What is needed | Write out the entries verbatim and leave the images out of the copy.

--- begin Dataset entries ---

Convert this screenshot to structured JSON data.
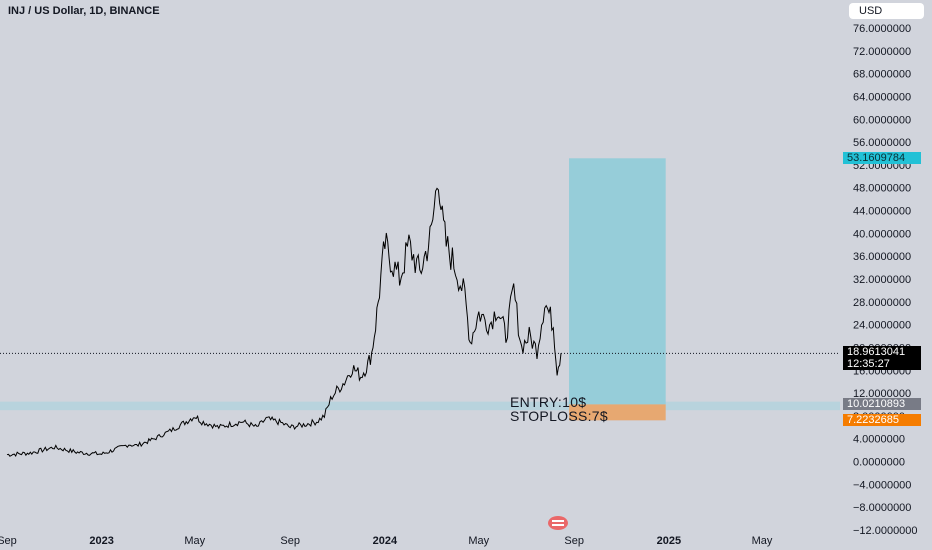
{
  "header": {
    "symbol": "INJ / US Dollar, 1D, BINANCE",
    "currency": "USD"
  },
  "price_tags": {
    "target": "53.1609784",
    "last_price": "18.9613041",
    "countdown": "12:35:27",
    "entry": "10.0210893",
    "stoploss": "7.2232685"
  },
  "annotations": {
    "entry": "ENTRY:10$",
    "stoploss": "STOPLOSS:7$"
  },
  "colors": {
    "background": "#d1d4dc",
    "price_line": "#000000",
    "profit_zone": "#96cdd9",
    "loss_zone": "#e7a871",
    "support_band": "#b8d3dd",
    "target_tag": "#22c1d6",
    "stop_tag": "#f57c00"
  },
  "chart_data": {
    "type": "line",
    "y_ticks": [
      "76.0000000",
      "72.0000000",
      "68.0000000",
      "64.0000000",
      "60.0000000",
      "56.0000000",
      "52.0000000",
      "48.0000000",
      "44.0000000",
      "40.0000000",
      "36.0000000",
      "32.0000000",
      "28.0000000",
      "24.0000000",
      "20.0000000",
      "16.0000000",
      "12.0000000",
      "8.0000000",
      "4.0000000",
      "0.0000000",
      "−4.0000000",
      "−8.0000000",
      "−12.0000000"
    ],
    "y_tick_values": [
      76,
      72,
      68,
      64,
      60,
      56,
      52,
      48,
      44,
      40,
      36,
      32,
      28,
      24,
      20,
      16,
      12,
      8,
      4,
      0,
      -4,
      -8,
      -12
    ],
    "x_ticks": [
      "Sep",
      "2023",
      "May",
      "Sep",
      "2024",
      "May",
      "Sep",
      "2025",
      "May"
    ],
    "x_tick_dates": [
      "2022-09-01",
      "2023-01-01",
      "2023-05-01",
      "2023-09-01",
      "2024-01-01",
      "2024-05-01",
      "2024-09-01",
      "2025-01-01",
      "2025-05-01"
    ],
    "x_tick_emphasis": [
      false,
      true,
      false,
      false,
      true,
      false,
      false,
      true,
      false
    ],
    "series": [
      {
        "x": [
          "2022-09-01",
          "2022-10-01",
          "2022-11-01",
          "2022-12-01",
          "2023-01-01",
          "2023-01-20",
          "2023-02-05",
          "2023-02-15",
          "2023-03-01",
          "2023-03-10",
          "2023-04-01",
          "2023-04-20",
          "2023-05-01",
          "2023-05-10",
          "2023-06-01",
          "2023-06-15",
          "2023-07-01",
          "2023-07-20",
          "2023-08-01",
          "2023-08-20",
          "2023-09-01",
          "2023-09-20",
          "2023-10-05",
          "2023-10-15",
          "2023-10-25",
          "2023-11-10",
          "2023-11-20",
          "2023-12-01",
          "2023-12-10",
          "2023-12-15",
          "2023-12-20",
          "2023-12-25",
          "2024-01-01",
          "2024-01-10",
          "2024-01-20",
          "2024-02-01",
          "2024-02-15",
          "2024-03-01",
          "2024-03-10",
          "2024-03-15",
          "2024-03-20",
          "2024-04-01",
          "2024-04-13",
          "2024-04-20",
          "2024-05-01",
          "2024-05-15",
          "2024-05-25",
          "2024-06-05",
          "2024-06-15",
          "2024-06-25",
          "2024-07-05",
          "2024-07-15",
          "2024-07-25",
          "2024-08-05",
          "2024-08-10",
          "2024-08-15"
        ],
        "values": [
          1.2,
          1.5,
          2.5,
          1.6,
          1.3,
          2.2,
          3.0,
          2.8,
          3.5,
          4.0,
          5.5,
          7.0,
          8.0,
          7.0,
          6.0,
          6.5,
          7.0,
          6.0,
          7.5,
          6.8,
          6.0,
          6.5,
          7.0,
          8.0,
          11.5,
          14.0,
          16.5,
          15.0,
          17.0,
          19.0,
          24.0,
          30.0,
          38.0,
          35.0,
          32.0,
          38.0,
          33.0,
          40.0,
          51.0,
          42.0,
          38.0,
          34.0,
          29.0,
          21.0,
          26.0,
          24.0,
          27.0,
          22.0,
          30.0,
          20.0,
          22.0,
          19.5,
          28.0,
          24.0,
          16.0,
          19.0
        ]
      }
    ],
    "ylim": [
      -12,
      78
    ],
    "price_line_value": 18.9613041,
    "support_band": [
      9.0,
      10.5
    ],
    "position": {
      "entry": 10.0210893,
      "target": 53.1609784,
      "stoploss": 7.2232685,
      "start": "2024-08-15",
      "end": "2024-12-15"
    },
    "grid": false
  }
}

--- end Dataset entries ---

Full output |
Convert this screenshot to structured JSON data.
{
  "header": {
    "symbol": "INJ / US Dollar, 1D, BINANCE",
    "currency": "USD"
  },
  "price_tags": {
    "target": "53.1609784",
    "last_price": "18.9613041",
    "countdown": "12:35:27",
    "entry": "10.0210893",
    "stoploss": "7.2232685"
  },
  "annotations": {
    "entry": "ENTRY:10$",
    "stoploss": "STOPLOSS:7$"
  },
  "colors": {
    "background": "#d1d4dc",
    "price_line": "#000000",
    "profit_zone": "#96cdd9",
    "loss_zone": "#e7a871",
    "support_band": "#b8d3dd",
    "target_tag": "#22c1d6",
    "stop_tag": "#f57c00"
  },
  "chart_data": {
    "type": "line",
    "y_ticks": [
      "76.0000000",
      "72.0000000",
      "68.0000000",
      "64.0000000",
      "60.0000000",
      "56.0000000",
      "52.0000000",
      "48.0000000",
      "44.0000000",
      "40.0000000",
      "36.0000000",
      "32.0000000",
      "28.0000000",
      "24.0000000",
      "20.0000000",
      "16.0000000",
      "12.0000000",
      "8.0000000",
      "4.0000000",
      "0.0000000",
      "−4.0000000",
      "−8.0000000",
      "−12.0000000"
    ],
    "y_tick_values": [
      76,
      72,
      68,
      64,
      60,
      56,
      52,
      48,
      44,
      40,
      36,
      32,
      28,
      24,
      20,
      16,
      12,
      8,
      4,
      0,
      -4,
      -8,
      -12
    ],
    "x_ticks": [
      "Sep",
      "2023",
      "May",
      "Sep",
      "2024",
      "May",
      "Sep",
      "2025",
      "May"
    ],
    "x_tick_dates": [
      "2022-09-01",
      "2023-01-01",
      "2023-05-01",
      "2023-09-01",
      "2024-01-01",
      "2024-05-01",
      "2024-09-01",
      "2025-01-01",
      "2025-05-01"
    ],
    "x_tick_emphasis": [
      false,
      true,
      false,
      false,
      true,
      false,
      false,
      true,
      false
    ],
    "series": [
      {
        "x": [
          "2022-09-01",
          "2022-10-01",
          "2022-11-01",
          "2022-12-01",
          "2023-01-01",
          "2023-01-20",
          "2023-02-05",
          "2023-02-15",
          "2023-03-01",
          "2023-03-10",
          "2023-04-01",
          "2023-04-20",
          "2023-05-01",
          "2023-05-10",
          "2023-06-01",
          "2023-06-15",
          "2023-07-01",
          "2023-07-20",
          "2023-08-01",
          "2023-08-20",
          "2023-09-01",
          "2023-09-20",
          "2023-10-05",
          "2023-10-15",
          "2023-10-25",
          "2023-11-10",
          "2023-11-20",
          "2023-12-01",
          "2023-12-10",
          "2023-12-15",
          "2023-12-20",
          "2023-12-25",
          "2024-01-01",
          "2024-01-10",
          "2024-01-20",
          "2024-02-01",
          "2024-02-15",
          "2024-03-01",
          "2024-03-10",
          "2024-03-15",
          "2024-03-20",
          "2024-04-01",
          "2024-04-13",
          "2024-04-20",
          "2024-05-01",
          "2024-05-15",
          "2024-05-25",
          "2024-06-05",
          "2024-06-15",
          "2024-06-25",
          "2024-07-05",
          "2024-07-15",
          "2024-07-25",
          "2024-08-05",
          "2024-08-10",
          "2024-08-15"
        ],
        "values": [
          1.2,
          1.5,
          2.5,
          1.6,
          1.3,
          2.2,
          3.0,
          2.8,
          3.5,
          4.0,
          5.5,
          7.0,
          8.0,
          7.0,
          6.0,
          6.5,
          7.0,
          6.0,
          7.5,
          6.8,
          6.0,
          6.5,
          7.0,
          8.0,
          11.5,
          14.0,
          16.5,
          15.0,
          17.0,
          19.0,
          24.0,
          30.0,
          38.0,
          35.0,
          32.0,
          38.0,
          33.0,
          40.0,
          51.0,
          42.0,
          38.0,
          34.0,
          29.0,
          21.0,
          26.0,
          24.0,
          27.0,
          22.0,
          30.0,
          20.0,
          22.0,
          19.5,
          28.0,
          24.0,
          16.0,
          19.0
        ]
      }
    ],
    "ylim": [
      -12,
      78
    ],
    "price_line_value": 18.9613041,
    "support_band": [
      9.0,
      10.5
    ],
    "position": {
      "entry": 10.0210893,
      "target": 53.1609784,
      "stoploss": 7.2232685,
      "start": "2024-08-15",
      "end": "2024-12-15"
    },
    "grid": false
  }
}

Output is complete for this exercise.